(Listings of elements and regions)
============

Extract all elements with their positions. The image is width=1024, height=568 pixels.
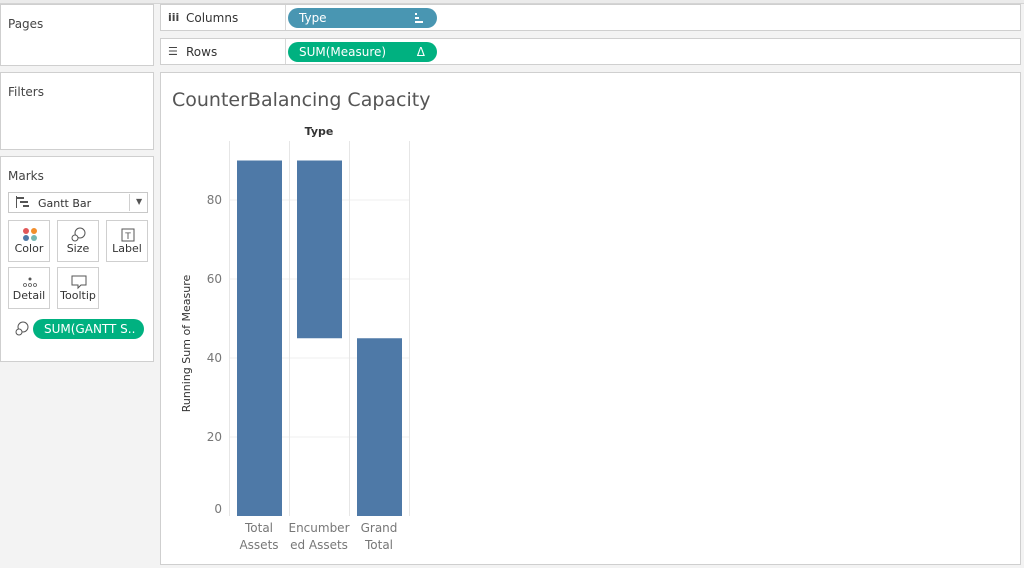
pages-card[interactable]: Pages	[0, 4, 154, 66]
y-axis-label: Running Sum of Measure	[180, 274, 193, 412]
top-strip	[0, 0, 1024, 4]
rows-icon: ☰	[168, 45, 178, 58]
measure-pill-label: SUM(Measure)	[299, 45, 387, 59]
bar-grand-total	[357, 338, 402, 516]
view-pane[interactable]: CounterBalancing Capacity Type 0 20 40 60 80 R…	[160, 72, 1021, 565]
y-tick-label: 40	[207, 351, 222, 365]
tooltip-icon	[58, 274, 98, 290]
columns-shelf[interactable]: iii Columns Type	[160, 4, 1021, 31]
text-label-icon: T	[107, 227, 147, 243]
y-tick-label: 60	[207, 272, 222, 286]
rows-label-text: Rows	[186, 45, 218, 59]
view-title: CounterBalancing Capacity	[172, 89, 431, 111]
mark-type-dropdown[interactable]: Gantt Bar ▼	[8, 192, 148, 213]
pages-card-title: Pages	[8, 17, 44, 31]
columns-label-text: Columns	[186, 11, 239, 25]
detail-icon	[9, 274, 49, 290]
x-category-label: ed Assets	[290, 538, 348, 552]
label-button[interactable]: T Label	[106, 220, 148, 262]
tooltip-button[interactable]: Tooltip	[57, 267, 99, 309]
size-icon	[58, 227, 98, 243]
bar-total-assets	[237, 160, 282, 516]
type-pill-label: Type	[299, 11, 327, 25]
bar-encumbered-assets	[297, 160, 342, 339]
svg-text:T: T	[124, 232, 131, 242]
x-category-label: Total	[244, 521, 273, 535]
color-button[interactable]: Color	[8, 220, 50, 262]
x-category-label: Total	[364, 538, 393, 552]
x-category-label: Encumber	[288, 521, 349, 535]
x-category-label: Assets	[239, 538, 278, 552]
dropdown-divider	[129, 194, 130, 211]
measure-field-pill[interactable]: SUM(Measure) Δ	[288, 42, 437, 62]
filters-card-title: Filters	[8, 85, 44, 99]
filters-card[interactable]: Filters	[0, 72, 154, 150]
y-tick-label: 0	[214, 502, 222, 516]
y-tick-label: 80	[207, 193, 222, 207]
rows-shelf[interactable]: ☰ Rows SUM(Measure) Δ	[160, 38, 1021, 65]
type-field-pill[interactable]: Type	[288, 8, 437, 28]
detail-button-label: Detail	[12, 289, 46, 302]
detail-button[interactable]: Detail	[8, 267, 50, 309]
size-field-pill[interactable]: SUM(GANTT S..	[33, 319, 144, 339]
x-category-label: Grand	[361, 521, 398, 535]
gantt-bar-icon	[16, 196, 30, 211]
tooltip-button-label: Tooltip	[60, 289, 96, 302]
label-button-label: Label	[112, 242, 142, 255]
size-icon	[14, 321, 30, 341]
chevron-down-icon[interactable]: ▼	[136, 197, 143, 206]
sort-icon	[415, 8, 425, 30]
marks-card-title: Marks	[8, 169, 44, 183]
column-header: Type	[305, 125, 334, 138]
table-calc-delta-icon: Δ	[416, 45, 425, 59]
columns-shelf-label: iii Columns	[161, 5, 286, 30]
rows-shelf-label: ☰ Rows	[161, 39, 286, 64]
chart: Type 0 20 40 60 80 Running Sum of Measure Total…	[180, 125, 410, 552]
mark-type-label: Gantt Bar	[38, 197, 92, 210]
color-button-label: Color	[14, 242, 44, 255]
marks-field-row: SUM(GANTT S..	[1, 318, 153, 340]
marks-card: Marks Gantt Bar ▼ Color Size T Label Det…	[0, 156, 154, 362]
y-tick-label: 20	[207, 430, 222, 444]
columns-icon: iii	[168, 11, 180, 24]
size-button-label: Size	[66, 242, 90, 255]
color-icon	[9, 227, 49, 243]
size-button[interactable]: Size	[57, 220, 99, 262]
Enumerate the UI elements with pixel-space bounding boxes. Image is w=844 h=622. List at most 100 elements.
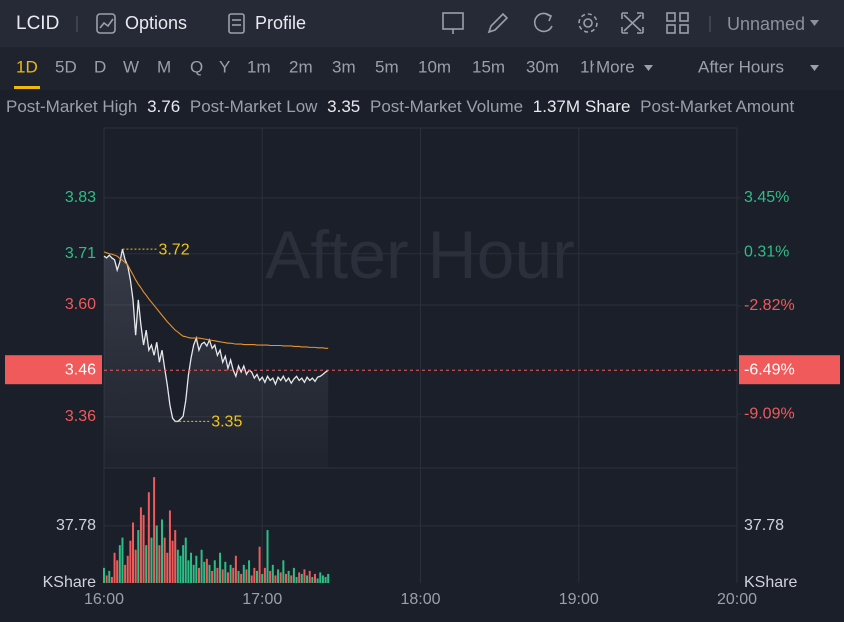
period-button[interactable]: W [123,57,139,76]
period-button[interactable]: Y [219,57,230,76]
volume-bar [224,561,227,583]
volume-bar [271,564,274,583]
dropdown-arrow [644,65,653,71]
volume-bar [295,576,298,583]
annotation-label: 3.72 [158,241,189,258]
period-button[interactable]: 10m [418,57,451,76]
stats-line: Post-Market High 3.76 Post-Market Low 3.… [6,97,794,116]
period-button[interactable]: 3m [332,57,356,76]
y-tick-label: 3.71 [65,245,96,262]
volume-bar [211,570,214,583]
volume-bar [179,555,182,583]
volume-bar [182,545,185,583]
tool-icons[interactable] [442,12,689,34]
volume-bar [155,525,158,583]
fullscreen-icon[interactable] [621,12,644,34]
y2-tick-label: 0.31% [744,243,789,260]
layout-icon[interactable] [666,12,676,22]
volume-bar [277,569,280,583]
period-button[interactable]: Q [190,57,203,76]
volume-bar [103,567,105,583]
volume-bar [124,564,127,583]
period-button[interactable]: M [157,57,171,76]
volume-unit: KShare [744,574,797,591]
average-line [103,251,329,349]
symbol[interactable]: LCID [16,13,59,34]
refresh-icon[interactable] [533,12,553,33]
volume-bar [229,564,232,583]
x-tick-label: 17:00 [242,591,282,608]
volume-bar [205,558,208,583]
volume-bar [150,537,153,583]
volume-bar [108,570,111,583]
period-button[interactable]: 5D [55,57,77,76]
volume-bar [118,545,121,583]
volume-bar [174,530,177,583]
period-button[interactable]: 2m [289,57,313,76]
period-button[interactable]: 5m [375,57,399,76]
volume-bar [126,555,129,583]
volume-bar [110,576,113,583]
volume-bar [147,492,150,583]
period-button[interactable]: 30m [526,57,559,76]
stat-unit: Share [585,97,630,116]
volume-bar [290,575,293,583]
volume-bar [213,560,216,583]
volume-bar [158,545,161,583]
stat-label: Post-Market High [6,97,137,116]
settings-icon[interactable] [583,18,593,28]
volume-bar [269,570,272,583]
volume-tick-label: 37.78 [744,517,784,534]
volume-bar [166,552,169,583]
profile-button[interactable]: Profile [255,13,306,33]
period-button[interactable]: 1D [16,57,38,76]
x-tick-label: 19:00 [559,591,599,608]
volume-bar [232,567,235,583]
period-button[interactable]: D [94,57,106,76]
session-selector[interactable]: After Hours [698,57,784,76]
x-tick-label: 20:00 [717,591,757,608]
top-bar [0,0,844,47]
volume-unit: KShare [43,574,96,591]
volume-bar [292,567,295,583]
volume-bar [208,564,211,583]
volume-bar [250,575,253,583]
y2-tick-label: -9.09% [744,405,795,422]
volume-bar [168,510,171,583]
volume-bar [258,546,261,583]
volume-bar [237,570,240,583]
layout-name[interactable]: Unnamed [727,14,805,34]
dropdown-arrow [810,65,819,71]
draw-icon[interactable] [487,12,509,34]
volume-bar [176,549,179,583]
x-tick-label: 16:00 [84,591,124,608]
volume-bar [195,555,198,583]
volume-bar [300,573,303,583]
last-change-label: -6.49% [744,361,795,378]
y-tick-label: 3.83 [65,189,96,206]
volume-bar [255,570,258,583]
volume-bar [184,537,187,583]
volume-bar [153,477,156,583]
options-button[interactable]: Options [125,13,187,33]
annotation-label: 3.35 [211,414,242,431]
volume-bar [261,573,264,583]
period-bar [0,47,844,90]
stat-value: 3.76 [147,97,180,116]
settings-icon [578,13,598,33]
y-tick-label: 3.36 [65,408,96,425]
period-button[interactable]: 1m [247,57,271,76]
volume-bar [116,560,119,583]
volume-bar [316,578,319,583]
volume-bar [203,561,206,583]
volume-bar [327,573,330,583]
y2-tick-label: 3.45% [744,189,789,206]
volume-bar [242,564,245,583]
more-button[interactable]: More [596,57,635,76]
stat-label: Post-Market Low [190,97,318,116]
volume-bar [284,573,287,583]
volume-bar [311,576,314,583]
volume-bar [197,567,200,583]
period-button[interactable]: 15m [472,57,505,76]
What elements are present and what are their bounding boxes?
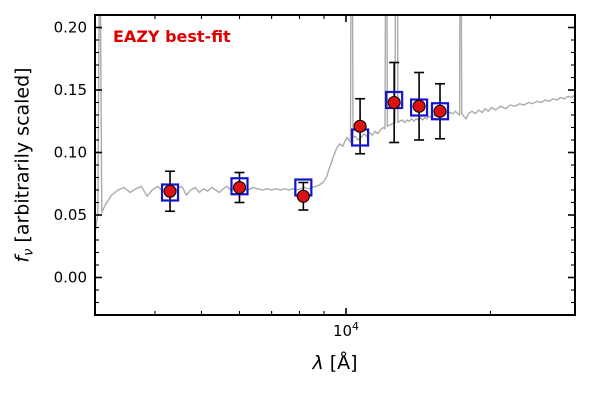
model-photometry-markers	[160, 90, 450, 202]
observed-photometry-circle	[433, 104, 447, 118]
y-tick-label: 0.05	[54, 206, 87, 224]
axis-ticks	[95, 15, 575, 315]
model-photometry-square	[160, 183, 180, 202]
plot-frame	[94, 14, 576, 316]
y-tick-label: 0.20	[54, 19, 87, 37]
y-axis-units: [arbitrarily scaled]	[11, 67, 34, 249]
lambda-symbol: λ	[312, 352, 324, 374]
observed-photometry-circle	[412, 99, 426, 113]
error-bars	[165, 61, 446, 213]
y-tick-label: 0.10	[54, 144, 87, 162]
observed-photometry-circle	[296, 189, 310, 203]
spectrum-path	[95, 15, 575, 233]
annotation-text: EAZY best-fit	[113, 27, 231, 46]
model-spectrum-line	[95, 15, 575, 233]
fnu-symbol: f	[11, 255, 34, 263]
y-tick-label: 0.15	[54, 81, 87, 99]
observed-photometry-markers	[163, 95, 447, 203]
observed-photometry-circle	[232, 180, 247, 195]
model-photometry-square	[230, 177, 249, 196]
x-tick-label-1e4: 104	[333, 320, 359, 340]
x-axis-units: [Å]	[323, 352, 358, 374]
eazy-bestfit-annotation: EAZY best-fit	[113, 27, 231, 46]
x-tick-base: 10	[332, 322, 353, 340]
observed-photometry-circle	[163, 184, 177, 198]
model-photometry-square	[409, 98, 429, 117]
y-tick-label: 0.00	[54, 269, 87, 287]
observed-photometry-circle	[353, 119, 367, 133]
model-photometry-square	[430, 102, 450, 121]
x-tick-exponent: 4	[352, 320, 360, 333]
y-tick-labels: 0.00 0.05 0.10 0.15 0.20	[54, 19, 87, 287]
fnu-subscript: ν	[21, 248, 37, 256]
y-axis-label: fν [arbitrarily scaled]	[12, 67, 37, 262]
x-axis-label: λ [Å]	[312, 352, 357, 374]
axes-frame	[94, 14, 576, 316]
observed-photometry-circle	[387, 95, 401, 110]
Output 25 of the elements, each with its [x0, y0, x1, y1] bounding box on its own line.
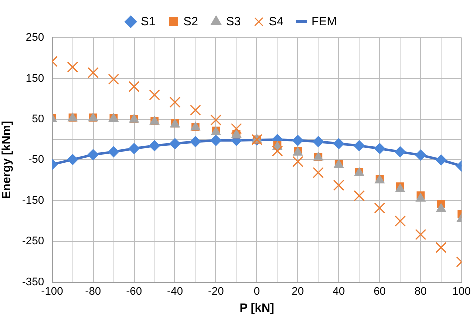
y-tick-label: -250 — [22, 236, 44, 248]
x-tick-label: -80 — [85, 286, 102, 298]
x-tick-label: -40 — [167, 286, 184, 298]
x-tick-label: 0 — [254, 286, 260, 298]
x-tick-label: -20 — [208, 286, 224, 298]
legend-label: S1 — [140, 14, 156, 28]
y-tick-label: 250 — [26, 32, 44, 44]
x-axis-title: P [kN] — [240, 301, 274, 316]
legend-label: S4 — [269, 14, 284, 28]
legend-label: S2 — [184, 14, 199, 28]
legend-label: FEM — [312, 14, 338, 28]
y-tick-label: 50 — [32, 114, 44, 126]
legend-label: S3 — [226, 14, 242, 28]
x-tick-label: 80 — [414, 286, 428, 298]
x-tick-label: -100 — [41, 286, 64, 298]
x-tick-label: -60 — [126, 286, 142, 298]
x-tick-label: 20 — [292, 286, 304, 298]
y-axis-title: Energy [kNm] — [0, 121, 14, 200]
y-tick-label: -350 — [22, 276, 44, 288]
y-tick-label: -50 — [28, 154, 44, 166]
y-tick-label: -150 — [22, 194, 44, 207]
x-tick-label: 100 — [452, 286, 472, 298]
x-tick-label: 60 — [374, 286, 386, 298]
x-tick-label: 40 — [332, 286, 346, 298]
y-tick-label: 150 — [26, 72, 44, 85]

============

TASK TO COMPLETE
Copy the data word for word, starting at the line containing "90, 450, 202]" and ending after the line containing "Output 25 of".

RESULT
model-photometry-markers	[160, 90, 450, 202]
observed-photometry-circle	[433, 104, 447, 118]
y-tick-label: 0.05	[54, 206, 87, 224]
axis-ticks	[95, 15, 575, 315]
model-photometry-square	[160, 183, 180, 202]
plot-frame	[94, 14, 576, 316]
y-tick-label: 0.20	[54, 19, 87, 37]
y-axis-units: [arbitrarily scaled]	[11, 67, 34, 249]
lambda-symbol: λ	[312, 352, 324, 374]
observed-photometry-circle	[412, 99, 426, 113]
error-bars	[165, 61, 446, 213]
y-tick-label: 0.10	[54, 144, 87, 162]
observed-photometry-circle	[296, 189, 310, 203]
spectrum-path	[95, 15, 575, 233]
annotation-text: EAZY best-fit	[113, 27, 231, 46]
model-spectrum-line	[95, 15, 575, 233]
fnu-symbol: f	[11, 255, 34, 263]
y-tick-label: 0.15	[54, 81, 87, 99]
observed-photometry-markers	[163, 95, 447, 203]
observed-photometry-circle	[232, 180, 247, 195]
model-photometry-square	[230, 177, 249, 196]
x-tick-label-1e4: 104	[333, 320, 359, 340]
x-axis-units: [Å]	[323, 352, 358, 374]
eazy-bestfit-annotation: EAZY best-fit	[113, 27, 231, 46]
x-tick-base: 10	[332, 322, 353, 340]
observed-photometry-circle	[163, 184, 177, 198]
model-photometry-square	[409, 98, 429, 117]
y-tick-label: 0.00	[54, 269, 87, 287]
observed-photometry-circle	[353, 119, 367, 133]
model-photometry-square	[430, 102, 450, 121]
x-tick-exponent: 4	[352, 320, 360, 333]
y-tick-labels: 0.00 0.05 0.10 0.15 0.20	[54, 19, 87, 287]
fnu-subscript: ν	[21, 248, 37, 256]
y-axis-label: fν [arbitrarily scaled]	[12, 67, 37, 262]
x-axis-label: λ [Å]	[312, 352, 357, 374]
axes-frame	[94, 14, 576, 316]
observed-photometry-circle	[387, 95, 401, 110]
Output 25 of the elements, each with its [x0, y0, x1, y1] bounding box on its own line.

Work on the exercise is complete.